◆ **Task statement**
Look through the data below and return each line where "JSON" appears.

● ● ● ● ● ● ●

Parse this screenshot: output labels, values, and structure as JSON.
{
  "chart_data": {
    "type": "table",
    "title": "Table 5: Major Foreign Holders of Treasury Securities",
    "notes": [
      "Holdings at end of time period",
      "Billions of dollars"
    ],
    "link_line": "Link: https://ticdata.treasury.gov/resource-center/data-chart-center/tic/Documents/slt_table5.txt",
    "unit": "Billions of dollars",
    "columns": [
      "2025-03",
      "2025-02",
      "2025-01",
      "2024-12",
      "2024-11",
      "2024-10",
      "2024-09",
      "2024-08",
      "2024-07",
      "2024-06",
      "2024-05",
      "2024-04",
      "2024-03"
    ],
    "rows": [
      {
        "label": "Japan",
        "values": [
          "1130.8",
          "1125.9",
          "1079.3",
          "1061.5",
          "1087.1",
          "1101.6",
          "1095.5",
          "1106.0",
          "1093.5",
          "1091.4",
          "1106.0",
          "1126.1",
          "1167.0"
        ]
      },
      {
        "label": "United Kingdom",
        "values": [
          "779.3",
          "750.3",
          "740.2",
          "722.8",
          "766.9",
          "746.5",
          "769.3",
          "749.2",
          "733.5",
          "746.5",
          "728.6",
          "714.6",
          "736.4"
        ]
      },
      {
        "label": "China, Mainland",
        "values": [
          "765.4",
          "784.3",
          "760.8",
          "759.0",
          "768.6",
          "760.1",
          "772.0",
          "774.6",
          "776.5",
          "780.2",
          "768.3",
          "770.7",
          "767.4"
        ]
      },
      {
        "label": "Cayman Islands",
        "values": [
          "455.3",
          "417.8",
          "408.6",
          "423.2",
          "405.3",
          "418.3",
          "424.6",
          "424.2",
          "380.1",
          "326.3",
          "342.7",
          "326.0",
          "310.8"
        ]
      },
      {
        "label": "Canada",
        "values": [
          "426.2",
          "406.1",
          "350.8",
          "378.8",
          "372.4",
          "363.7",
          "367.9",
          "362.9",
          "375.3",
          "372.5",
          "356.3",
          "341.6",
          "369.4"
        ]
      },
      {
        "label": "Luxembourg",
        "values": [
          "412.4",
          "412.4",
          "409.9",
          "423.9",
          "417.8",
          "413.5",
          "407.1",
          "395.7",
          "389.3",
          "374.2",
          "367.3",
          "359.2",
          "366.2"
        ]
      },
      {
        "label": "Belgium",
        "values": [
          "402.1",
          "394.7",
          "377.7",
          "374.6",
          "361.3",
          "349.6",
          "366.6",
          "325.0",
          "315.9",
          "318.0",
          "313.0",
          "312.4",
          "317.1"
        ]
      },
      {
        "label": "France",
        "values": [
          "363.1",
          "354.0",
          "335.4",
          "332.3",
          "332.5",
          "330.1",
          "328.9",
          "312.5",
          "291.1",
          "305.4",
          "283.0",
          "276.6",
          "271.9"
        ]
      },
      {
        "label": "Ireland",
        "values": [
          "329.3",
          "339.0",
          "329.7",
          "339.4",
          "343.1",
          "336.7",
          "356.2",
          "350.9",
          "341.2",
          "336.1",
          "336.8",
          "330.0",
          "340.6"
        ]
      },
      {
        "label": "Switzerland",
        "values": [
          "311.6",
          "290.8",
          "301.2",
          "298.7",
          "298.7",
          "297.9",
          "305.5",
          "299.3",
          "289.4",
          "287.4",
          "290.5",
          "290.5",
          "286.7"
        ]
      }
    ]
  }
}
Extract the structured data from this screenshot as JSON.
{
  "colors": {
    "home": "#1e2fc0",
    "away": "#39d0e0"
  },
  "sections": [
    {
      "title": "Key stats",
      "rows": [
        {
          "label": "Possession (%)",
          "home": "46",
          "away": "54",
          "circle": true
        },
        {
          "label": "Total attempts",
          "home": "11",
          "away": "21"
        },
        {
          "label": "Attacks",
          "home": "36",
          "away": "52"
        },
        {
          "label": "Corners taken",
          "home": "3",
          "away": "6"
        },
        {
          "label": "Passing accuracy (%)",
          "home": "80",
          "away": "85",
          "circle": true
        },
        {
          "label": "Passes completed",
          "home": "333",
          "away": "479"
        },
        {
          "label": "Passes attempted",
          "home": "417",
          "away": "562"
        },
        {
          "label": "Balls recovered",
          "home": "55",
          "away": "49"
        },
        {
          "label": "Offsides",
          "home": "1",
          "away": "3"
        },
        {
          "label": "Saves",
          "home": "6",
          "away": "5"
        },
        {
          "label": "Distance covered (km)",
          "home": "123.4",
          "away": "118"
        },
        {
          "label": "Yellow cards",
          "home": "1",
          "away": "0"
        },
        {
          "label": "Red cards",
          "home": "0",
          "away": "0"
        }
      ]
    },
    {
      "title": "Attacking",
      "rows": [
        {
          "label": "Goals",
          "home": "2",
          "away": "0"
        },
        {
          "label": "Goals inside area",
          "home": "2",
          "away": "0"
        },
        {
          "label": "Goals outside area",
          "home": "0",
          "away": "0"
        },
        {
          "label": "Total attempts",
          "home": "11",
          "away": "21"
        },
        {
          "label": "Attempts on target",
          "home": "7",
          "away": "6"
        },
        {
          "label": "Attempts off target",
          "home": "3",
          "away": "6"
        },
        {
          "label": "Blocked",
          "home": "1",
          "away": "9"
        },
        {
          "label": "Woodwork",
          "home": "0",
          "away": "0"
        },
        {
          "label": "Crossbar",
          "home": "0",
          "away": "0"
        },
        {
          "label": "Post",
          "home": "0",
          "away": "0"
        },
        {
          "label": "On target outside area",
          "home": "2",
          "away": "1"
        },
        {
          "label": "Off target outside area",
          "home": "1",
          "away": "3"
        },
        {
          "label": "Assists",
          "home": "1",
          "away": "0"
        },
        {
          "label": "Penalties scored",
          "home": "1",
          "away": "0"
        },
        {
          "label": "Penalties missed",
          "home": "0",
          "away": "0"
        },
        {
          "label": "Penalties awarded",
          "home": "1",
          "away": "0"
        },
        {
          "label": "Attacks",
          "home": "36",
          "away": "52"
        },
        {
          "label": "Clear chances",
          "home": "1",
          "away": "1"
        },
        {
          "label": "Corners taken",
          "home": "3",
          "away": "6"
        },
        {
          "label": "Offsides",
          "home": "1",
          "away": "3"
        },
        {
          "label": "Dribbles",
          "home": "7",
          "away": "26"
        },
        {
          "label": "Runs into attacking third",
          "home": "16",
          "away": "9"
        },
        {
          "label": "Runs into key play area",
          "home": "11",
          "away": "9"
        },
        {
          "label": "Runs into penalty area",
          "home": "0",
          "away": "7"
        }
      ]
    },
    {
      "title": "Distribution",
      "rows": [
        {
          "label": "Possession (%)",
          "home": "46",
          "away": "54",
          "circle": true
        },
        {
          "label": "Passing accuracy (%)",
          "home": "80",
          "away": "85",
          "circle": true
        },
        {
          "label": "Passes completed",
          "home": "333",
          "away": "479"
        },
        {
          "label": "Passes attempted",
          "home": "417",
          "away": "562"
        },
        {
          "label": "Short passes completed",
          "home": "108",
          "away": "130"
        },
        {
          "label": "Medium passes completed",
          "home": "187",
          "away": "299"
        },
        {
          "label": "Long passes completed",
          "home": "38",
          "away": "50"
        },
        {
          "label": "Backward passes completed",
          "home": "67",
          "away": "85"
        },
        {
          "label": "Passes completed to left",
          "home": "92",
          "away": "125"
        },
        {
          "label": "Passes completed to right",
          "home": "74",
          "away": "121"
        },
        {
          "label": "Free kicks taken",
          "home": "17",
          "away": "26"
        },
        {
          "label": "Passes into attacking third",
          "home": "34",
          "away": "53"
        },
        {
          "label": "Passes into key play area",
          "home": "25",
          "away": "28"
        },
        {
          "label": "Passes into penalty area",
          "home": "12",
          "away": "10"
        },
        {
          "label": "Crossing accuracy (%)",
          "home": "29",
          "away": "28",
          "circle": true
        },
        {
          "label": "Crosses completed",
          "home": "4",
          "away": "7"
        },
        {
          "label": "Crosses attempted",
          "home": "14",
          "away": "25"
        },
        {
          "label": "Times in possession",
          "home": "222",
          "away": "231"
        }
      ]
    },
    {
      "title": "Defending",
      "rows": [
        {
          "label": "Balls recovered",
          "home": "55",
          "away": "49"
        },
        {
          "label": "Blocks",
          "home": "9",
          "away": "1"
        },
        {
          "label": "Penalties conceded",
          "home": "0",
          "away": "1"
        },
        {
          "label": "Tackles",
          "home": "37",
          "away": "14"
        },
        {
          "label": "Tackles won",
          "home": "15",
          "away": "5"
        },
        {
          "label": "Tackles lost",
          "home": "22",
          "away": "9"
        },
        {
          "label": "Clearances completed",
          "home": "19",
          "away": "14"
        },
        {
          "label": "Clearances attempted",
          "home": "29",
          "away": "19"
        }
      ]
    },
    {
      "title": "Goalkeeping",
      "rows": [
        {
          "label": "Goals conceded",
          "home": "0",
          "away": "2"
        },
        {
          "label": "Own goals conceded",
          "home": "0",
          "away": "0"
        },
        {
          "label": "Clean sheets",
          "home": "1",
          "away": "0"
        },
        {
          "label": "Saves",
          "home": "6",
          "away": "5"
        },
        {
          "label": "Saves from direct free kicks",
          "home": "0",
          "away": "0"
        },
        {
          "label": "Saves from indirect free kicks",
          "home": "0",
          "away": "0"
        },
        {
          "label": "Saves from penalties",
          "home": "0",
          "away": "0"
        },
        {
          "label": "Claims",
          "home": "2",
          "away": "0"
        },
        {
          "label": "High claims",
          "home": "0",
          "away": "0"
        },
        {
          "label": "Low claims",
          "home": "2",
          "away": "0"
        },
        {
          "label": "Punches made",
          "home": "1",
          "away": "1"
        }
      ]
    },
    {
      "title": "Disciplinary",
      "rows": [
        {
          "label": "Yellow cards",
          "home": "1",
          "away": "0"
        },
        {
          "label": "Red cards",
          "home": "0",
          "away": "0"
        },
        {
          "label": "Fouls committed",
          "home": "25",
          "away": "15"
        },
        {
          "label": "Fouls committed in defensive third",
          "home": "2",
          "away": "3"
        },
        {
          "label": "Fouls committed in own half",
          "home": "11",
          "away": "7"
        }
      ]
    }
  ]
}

● ● ● ● ● ● ●

◆ **Written solution**
Parse this screenshot: output labels, values, and structure as JSON.
Extract the structured data from this screenshot as JSON.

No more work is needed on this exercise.